▸ **PROVIDED DATA**

-- BEGIN --

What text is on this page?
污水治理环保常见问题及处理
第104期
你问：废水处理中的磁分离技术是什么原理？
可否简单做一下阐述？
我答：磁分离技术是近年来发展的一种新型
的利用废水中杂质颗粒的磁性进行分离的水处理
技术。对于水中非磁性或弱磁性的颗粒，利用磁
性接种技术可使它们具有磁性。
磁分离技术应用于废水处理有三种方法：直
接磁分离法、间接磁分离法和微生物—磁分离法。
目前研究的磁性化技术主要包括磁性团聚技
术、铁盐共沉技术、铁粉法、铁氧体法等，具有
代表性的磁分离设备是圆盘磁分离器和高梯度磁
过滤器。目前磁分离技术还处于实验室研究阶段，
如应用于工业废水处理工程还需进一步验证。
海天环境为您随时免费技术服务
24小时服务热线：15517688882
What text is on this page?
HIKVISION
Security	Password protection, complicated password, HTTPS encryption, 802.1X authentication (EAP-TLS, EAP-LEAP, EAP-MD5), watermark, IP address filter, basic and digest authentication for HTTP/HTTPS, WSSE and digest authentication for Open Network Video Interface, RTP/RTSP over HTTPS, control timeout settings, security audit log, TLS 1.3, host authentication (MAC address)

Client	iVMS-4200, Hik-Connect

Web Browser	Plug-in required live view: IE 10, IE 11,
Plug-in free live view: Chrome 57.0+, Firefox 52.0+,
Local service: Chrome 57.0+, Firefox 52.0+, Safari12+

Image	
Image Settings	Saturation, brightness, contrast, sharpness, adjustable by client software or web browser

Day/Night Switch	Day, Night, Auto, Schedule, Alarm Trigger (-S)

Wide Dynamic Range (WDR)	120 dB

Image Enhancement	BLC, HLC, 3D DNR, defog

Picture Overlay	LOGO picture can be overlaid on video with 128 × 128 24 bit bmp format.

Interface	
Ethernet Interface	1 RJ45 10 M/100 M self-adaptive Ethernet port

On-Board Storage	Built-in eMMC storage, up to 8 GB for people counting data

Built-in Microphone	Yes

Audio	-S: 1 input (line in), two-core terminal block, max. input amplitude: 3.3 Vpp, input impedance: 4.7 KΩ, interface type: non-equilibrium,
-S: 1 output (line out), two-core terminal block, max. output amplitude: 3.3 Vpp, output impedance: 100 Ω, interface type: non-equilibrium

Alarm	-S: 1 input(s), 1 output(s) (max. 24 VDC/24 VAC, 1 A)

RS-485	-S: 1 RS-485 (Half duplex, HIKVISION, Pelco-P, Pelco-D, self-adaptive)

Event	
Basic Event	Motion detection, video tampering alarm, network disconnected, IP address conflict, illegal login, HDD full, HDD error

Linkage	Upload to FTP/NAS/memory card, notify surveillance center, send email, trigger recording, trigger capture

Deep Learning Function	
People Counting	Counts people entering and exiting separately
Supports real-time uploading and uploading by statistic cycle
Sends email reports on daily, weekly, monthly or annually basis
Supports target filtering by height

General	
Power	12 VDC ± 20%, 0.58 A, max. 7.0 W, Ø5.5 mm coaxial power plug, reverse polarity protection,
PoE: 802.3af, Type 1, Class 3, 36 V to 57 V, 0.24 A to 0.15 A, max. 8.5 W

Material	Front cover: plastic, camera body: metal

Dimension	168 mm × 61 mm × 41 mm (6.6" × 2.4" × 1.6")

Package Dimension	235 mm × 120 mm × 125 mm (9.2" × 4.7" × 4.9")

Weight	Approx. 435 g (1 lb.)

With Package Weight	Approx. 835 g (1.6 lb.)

-- END --

▸ **GOAL OF THE EXERCISE**
How many of the lines above hold "Firefox"? Answer with only the number.

▸ **ANSWER TO THE PROBLEM**
2